The exercise: Restate each of the lines given below, word for word.

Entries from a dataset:

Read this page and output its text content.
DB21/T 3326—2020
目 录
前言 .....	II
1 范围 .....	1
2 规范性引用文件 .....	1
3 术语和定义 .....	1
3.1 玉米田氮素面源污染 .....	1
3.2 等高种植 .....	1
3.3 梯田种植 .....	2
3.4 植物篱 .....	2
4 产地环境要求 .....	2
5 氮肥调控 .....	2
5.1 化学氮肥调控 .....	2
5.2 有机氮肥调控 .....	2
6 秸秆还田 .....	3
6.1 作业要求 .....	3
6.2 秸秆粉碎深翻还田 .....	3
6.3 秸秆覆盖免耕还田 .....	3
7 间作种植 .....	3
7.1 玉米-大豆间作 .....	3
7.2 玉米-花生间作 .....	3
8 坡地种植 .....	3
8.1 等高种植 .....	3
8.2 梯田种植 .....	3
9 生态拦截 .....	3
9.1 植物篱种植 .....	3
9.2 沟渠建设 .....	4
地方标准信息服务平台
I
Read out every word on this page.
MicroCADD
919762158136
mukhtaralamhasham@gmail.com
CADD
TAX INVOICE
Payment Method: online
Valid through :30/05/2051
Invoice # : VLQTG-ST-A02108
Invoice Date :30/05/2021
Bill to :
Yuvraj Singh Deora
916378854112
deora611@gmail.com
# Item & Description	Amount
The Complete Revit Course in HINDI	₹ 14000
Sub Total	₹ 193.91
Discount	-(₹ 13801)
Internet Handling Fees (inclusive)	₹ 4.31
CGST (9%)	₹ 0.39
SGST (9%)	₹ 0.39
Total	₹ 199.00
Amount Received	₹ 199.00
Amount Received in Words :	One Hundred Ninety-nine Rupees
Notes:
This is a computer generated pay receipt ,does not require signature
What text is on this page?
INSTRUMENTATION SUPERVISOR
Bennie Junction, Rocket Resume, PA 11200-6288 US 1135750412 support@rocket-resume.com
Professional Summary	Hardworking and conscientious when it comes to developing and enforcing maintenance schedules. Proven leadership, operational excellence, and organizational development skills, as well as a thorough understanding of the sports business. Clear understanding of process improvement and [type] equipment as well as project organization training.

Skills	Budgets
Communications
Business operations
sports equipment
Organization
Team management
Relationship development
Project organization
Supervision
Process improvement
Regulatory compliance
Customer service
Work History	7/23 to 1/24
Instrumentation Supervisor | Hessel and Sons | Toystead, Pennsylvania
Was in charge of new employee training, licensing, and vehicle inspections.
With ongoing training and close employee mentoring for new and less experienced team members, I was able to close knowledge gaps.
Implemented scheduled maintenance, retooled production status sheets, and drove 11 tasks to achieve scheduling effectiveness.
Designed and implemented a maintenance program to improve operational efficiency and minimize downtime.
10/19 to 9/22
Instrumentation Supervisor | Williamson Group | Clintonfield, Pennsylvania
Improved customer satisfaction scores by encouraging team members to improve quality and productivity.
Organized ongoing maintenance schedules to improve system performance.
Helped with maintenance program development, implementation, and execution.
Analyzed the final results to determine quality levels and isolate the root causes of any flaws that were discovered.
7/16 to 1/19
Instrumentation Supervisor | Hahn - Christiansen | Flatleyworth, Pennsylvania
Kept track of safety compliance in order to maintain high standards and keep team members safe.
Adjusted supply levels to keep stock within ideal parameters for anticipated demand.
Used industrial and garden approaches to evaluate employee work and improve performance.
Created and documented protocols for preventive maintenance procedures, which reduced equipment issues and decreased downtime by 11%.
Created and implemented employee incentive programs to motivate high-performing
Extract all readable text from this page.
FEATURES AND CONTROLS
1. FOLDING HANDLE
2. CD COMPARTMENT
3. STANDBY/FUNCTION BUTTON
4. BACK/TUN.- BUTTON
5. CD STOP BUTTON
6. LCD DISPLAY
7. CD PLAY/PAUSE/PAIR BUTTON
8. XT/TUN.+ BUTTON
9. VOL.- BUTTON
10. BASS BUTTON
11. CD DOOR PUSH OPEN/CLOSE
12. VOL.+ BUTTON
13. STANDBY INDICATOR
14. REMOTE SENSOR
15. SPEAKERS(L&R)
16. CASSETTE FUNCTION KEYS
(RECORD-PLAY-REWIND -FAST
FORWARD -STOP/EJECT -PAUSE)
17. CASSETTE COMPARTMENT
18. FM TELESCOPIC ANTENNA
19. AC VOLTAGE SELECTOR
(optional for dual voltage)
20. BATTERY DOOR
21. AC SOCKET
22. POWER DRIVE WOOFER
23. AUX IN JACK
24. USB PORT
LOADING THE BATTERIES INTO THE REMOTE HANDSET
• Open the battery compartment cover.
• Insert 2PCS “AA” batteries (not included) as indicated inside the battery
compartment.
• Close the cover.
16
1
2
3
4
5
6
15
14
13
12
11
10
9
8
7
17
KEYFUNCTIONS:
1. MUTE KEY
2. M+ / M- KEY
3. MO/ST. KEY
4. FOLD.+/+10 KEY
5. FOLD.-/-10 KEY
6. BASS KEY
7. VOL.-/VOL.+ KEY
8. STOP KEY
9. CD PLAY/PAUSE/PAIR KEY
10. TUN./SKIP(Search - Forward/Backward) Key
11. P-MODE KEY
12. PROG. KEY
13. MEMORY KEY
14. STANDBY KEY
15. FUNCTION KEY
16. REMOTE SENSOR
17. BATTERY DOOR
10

Answer for the task:
Read this page and output its text content.
DB21/T 3326—2020
目 录
前言 .....	II
1 范围 .....	1
2 规范性引用文件 .....	1
3 术语和定义 .....	1
3.1 玉米田氮素面源污染 .....	1
3.2 等高种植 .....	1
3.3 梯田种植 .....	2
3.4 植物篱 .....	2
4 产地环境要求 .....	2
5 氮肥调控 .....	2
5.1 化学氮肥调控 .....	2
5.2 有机氮肥调控 .....	2
6 秸秆还田 .....	3
6.1 作业要求 .....	3
6.2 秸秆粉碎深翻还田 .....	3
6.3 秸秆覆盖免耕还田 .....	3
7 间作种植 .....	3
7.1 玉米-大豆间作 .....	3
7.2 玉米-花生间作 .....	3
8 坡地种植 .....	3
8.1 等高种植 .....	3
8.2 梯田种植 .....	3
9 生态拦截 .....	3
9.1 植物篱种植 .....	3
9.2 沟渠建设 .....	4
地方标准信息服务平台
I
Read out every word on this page.
MicroCADD
919762158136
mukhtaralamhasham@gmail.com
CADD
TAX INVOICE
Payment Method: online
Valid through :30/05/2051
Invoice # : VLQTG-ST-A02108
Invoice Date :30/05/2021
Bill to :
Yuvraj Singh Deora
916378854112
deora611@gmail.com
# Item & Description	Amount
The Complete Revit Course in HINDI	₹ 14000
Sub Total	₹ 193.91
Discount	-(₹ 13801)
Internet Handling Fees (inclusive)	₹ 4.31
CGST (9%)	₹ 0.39
SGST (9%)	₹ 0.39
Total	₹ 199.00
Amount Received	₹ 199.00
Amount Received in Words :	One Hundred Ninety-nine Rupees
Notes:
This is a computer generated pay receipt ,does not require signature
What text is on this page?
INSTRUMENTATION SUPERVISOR
Bennie Junction, Rocket Resume, PA 11200-6288 US 1135750412 support@rocket-resume.com
Professional Summary	Hardworking and conscientious when it comes to developing and enforcing maintenance schedules. Proven leadership, operational excellence, and organizational development skills, as well as a thorough understanding of the sports business. Clear understanding of process improvement and [type] equipment as well as project organization training.

Skills	Budgets
Communications
Business operations
sports equipment
Organization
Team management
Relationship development
Project organization
Supervision
Process improvement
Regulatory compliance
Customer service
Work History	7/23 to 1/24
Instrumentation Supervisor | Hessel and Sons | Toystead, Pennsylvania
Was in charge of new employee training, licensing, and vehicle inspections.
With ongoing training and close employee mentoring for new and less experienced team members, I was able to close knowledge gaps.
Implemented scheduled maintenance, retooled production status sheets, and drove 11 tasks to achieve scheduling effectiveness.
Designed and implemented a maintenance program to improve operational efficiency and minimize downtime.
10/19 to 9/22
Instrumentation Supervisor | Williamson Group | Clintonfield, Pennsylvania
Improved customer satisfaction scores by encouraging team members to improve quality and productivity.
Organized ongoing maintenance schedules to improve system performance.
Helped with maintenance program development, implementation, and execution.
Analyzed the final results to determine quality levels and isolate the root causes of any flaws that were discovered.
7/16 to 1/19
Instrumentation Supervisor | Hahn - Christiansen | Flatleyworth, Pennsylvania
Kept track of safety compliance in order to maintain high standards and keep team members safe.
Adjusted supply levels to keep stock within ideal parameters for anticipated demand.
Used industrial and garden approaches to evaluate employee work and improve performance.
Created and documented protocols for preventive maintenance procedures, which reduced equipment issues and decreased downtime by 11%.
Created and implemented employee incentive programs to motivate high-performing
Extract all readable text from this page.
FEATURES AND CONTROLS
1. FOLDING HANDLE
2. CD COMPARTMENT
3. STANDBY/FUNCTION BUTTON
4. BACK/TUN.- BUTTON
5. CD STOP BUTTON
6. LCD DISPLAY
7. CD PLAY/PAUSE/PAIR BUTTON
8. XT/TUN.+ BUTTON
9. VOL.- BUTTON
10. BASS BUTTON
11. CD DOOR PUSH OPEN/CLOSE
12. VOL.+ BUTTON
13. STANDBY INDICATOR
14. REMOTE SENSOR
15. SPEAKERS(L&R)
16. CASSETTE FUNCTION KEYS
(RECORD-PLAY-REWIND -FAST
FORWARD -STOP/EJECT -PAUSE)
17. CASSETTE COMPARTMENT
18. FM TELESCOPIC ANTENNA
19. AC VOLTAGE SELECTOR
(optional for dual voltage)
20. BATTERY DOOR
21. AC SOCKET
22. POWER DRIVE WOOFER
23. AUX IN JACK
24. USB PORT
LOADING THE BATTERIES INTO THE REMOTE HANDSET
• Open the battery compartment cover.
• Insert 2PCS “AA” batteries (not included) as indicated inside the battery
compartment.
• Close the cover.
16
1
2
3
4
5
6
15
14
13
12
11
10
9
8
7
17
KEYFUNCTIONS:
1. MUTE KEY
2. M+ / M- KEY
3. MO/ST. KEY
4. FOLD.+/+10 KEY
5. FOLD.-/-10 KEY
6. BASS KEY
7. VOL.-/VOL.+ KEY
8. STOP KEY
9. CD PLAY/PAUSE/PAIR KEY
10. TUN./SKIP(Search - Forward/Backward) Key
11. P-MODE KEY
12. PROG. KEY
13. MEMORY KEY
14. STANDBY KEY
15. FUNCTION KEY
16. REMOTE SENSOR
17. BATTERY DOOR
10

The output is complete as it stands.